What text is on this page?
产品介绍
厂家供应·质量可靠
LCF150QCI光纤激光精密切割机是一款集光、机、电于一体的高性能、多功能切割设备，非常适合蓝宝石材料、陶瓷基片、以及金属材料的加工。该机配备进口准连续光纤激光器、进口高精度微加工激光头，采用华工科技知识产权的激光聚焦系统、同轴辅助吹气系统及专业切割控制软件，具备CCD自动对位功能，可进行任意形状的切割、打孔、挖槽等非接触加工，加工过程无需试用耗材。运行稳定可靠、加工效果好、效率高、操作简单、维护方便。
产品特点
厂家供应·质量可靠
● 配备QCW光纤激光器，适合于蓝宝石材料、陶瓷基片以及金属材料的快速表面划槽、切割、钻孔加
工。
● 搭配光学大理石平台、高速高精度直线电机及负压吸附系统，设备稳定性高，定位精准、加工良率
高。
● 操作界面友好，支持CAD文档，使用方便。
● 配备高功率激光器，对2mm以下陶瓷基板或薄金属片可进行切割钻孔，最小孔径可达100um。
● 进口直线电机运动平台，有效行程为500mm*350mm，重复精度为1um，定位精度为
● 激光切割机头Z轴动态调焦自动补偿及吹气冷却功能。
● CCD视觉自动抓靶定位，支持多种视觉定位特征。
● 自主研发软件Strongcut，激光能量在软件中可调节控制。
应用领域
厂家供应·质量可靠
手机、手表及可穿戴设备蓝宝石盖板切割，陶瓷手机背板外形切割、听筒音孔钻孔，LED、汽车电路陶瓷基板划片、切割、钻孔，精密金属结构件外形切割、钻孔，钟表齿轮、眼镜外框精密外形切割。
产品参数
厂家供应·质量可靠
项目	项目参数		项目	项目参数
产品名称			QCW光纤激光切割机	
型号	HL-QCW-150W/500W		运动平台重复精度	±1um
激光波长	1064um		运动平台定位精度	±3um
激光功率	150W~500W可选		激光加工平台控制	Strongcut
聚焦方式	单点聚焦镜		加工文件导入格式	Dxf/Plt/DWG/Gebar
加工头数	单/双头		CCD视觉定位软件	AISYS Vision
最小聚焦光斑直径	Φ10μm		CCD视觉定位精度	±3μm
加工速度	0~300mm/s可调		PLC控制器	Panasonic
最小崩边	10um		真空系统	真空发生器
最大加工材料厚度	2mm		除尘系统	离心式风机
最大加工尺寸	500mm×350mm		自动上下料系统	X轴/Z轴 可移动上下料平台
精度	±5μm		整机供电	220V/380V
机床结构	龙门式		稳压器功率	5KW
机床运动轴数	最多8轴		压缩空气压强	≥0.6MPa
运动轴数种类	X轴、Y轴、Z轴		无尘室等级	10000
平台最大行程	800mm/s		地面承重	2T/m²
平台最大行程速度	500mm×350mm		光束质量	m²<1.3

· · ·

EXERCISE GOAL: Return all of the entries exactly as written.

EXPECTED OUTPUT:
What text is on this page?
产品介绍
厂家供应·质量可靠
LCF150QCI光纤激光精密切割机是一款集光、机、电于一体的高性能、多功能切割设备，非常适合蓝宝石材料、陶瓷基片、以及金属材料的加工。该机配备进口准连续光纤激光器、进口高精度微加工激光头，采用华工科技知识产权的激光聚焦系统、同轴辅助吹气系统及专业切割控制软件，具备CCD自动对位功能，可进行任意形状的切割、打孔、挖槽等非接触加工，加工过程无需试用耗材。运行稳定可靠、加工效果好、效率高、操作简单、维护方便。
产品特点
厂家供应·质量可靠
● 配备QCW光纤激光器，适合于蓝宝石材料、陶瓷基片以及金属材料的快速表面划槽、切割、钻孔加
工。
● 搭配光学大理石平台、高速高精度直线电机及负压吸附系统，设备稳定性高，定位精准、加工良率
高。
● 操作界面友好，支持CAD文档，使用方便。
● 配备高功率激光器，对2mm以下陶瓷基板或薄金属片可进行切割钻孔，最小孔径可达100um。
● 进口直线电机运动平台，有效行程为500mm*350mm，重复精度为1um，定位精度为
● 激光切割机头Z轴动态调焦自动补偿及吹气冷却功能。
● CCD视觉自动抓靶定位，支持多种视觉定位特征。
● 自主研发软件Strongcut，激光能量在软件中可调节控制。
应用领域
厂家供应·质量可靠
手机、手表及可穿戴设备蓝宝石盖板切割，陶瓷手机背板外形切割、听筒音孔钻孔，LED、汽车电路陶瓷基板划片、切割、钻孔，精密金属结构件外形切割、钻孔，钟表齿轮、眼镜外框精密外形切割。
产品参数
厂家供应·质量可靠
项目	项目参数		项目	项目参数
产品名称			QCW光纤激光切割机	
型号	HL-QCW-150W/500W		运动平台重复精度	±1um
激光波长	1064um		运动平台定位精度	±3um
激光功率	150W~500W可选		激光加工平台控制	Strongcut
聚焦方式	单点聚焦镜		加工文件导入格式	Dxf/Plt/DWG/Gebar
加工头数	单/双头		CCD视觉定位软件	AISYS Vision
最小聚焦光斑直径	Φ10μm		CCD视觉定位精度	±3μm
加工速度	0~300mm/s可调		PLC控制器	Panasonic
最小崩边	10um		真空系统	真空发生器
最大加工材料厚度	2mm		除尘系统	离心式风机
最大加工尺寸	500mm×350mm		自动上下料系统	X轴/Z轴 可移动上下料平台
精度	±5μm		整机供电	220V/380V
机床结构	龙门式		稳压器功率	5KW
机床运动轴数	最多8轴		压缩空气压强	≥0.6MPa
运动轴数种类	X轴、Y轴、Z轴		无尘室等级	10000
平台最大行程	800mm/s		地面承重	2T/m²
平台最大行程速度	500mm×350mm		光束质量	m²<1.3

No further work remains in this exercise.